WORK REQUIRED »
Take every line from the listing below that contains "Overtopping".

(Records contained in a dataset)
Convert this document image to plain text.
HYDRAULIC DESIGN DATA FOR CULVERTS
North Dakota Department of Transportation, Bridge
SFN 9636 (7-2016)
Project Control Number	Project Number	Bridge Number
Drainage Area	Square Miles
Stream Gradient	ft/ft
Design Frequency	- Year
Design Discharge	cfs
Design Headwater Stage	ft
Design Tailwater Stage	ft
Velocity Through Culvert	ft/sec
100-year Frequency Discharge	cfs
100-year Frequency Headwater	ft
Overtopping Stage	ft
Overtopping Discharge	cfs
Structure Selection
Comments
--
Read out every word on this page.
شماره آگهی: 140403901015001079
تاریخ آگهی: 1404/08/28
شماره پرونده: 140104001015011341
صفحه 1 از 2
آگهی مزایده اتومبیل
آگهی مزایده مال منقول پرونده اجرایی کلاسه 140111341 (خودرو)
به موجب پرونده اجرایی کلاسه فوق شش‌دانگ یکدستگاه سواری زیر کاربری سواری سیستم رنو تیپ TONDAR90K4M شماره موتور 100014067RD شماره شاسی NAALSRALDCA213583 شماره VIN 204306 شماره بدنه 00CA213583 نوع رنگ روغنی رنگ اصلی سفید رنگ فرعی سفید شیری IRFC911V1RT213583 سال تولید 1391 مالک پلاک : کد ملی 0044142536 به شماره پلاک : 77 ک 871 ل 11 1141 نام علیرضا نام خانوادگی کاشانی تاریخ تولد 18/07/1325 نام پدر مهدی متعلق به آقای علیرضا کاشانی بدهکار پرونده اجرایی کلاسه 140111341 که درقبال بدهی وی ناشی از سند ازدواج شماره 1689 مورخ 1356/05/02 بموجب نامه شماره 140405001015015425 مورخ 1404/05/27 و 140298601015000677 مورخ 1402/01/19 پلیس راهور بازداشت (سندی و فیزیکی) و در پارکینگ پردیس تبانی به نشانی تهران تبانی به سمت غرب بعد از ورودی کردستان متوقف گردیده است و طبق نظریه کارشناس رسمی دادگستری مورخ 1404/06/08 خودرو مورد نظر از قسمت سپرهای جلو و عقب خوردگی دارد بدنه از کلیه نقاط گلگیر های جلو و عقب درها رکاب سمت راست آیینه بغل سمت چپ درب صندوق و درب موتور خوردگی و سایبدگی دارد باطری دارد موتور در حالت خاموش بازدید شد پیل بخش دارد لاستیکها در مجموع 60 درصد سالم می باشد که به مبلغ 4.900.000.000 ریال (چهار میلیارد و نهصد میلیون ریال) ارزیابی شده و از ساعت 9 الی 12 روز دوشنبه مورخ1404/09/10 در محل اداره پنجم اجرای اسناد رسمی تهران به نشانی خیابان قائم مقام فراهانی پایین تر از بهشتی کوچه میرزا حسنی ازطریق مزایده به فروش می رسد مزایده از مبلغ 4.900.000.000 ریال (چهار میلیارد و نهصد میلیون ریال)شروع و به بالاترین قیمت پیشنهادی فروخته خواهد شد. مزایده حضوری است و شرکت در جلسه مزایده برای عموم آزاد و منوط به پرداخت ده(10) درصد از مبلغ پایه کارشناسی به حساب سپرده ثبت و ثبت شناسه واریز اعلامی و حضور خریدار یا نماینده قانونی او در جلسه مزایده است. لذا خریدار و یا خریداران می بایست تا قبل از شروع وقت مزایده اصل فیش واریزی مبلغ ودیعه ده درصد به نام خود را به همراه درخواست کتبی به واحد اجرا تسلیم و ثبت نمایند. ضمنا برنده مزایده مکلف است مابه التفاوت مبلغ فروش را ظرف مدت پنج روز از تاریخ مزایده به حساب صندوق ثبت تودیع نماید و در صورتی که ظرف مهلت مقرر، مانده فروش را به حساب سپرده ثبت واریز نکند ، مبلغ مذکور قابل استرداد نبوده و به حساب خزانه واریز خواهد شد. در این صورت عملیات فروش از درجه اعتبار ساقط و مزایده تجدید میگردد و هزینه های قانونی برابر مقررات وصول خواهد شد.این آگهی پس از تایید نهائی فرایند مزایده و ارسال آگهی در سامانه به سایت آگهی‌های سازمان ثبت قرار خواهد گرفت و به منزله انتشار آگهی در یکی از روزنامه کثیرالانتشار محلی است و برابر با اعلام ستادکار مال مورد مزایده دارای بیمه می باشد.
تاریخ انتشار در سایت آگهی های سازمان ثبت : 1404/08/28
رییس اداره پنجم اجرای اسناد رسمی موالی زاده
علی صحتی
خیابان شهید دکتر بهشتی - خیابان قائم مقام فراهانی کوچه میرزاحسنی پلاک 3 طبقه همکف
---
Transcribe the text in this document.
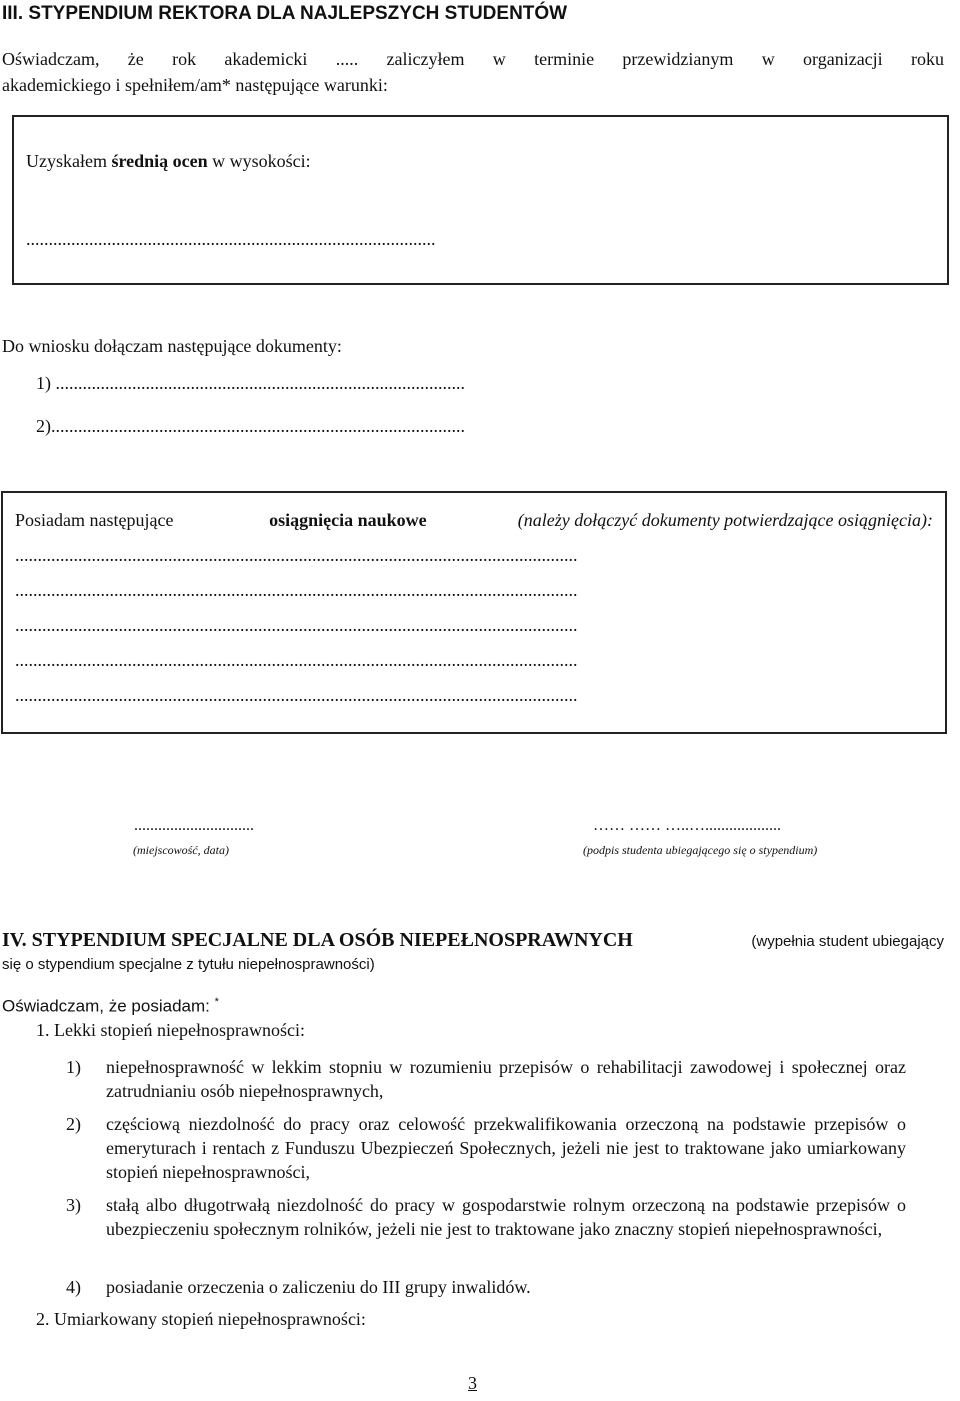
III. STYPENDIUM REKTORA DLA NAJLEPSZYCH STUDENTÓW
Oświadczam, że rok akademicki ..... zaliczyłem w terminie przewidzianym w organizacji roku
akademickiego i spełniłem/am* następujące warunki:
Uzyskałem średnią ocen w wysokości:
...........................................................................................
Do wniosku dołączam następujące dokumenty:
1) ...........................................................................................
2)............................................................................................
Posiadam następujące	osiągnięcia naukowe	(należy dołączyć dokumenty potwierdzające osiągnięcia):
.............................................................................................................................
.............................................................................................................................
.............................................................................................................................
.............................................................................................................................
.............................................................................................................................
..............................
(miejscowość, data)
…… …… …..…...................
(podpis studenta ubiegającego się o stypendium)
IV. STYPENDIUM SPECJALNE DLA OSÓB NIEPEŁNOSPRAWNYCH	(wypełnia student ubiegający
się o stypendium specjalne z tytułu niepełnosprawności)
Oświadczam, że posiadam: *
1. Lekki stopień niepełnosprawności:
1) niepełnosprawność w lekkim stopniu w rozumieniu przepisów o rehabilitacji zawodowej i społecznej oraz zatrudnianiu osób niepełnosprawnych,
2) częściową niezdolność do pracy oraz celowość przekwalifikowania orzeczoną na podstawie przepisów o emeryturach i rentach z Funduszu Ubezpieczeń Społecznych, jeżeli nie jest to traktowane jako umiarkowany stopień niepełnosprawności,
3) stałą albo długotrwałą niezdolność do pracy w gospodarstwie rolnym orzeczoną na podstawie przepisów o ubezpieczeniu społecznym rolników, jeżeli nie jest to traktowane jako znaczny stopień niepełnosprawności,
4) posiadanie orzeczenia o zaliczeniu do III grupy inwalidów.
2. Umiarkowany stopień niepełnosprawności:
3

ANSWER TO THIS PROBLEM »
Overtopping Stage	ft
Overtopping Discharge	cfs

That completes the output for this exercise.